Find the string "este" in the records. Copy every line it appears in.

● ● ● ● ● ● ●

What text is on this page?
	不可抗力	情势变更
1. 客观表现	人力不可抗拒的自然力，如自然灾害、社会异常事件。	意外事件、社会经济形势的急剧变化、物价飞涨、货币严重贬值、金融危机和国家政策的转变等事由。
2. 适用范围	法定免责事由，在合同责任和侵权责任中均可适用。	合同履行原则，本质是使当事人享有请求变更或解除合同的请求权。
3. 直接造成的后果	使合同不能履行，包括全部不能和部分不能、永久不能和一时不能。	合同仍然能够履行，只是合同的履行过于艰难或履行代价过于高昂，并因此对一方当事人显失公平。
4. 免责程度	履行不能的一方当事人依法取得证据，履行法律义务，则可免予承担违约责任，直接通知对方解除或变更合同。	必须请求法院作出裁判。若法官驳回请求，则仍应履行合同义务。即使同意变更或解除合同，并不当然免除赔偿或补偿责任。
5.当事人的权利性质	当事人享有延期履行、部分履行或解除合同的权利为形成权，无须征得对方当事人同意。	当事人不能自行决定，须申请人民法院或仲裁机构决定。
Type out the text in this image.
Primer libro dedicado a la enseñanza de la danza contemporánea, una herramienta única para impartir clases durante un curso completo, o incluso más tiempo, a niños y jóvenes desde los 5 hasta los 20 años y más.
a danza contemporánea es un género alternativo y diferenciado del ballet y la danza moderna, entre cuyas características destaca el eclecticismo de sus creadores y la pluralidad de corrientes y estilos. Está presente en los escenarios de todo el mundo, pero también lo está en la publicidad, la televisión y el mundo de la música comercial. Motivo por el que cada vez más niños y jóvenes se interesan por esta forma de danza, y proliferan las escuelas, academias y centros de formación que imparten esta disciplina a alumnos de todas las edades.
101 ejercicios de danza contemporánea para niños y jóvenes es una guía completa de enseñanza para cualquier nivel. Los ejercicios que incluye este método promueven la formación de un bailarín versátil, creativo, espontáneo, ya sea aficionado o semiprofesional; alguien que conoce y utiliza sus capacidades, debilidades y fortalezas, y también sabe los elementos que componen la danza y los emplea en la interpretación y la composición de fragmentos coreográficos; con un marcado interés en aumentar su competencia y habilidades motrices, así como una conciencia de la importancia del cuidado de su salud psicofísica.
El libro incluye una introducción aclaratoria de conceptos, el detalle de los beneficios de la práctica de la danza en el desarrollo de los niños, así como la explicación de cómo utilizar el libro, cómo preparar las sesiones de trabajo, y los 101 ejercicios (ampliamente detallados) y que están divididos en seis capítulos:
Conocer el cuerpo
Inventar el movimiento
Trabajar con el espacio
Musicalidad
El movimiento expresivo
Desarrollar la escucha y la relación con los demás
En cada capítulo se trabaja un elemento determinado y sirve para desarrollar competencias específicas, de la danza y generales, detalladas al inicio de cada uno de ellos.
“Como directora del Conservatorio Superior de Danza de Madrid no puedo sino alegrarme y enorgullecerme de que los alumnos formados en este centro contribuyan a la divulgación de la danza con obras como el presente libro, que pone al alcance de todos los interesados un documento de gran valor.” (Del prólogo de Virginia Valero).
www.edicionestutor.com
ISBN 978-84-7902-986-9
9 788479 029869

● ● ● ● ● ● ●

Result -
101 ejercicios de danza contemporánea para niños y jóvenes es una guía completa de enseñanza para cualquier nivel. Los ejercicios que incluye este método promueven la formación de un bailarín versátil, creativo, espontáneo, ya sea aficionado o semiprofesional; alguien que conoce y utiliza sus capacidades, debilidades y fortalezas, y también sabe los elementos que componen la danza y los emplea en la interpretación y la composición de fragmentos coreográficos; con un marcado interés en aumentar su competencia y habilidades motrices, así como una conciencia de la importancia del cuidado de su salud psicofísica.
“Como directora del Conservatorio Superior de Danza de Madrid no puedo sino alegrarme y enorgullecerme de que los alumnos formados en este centro contribuyan a la divulgación de la danza con obras como el presente libro, que pone al alcance de todos los interesados un documento de gran valor.” (Del prólogo de Virginia Valero).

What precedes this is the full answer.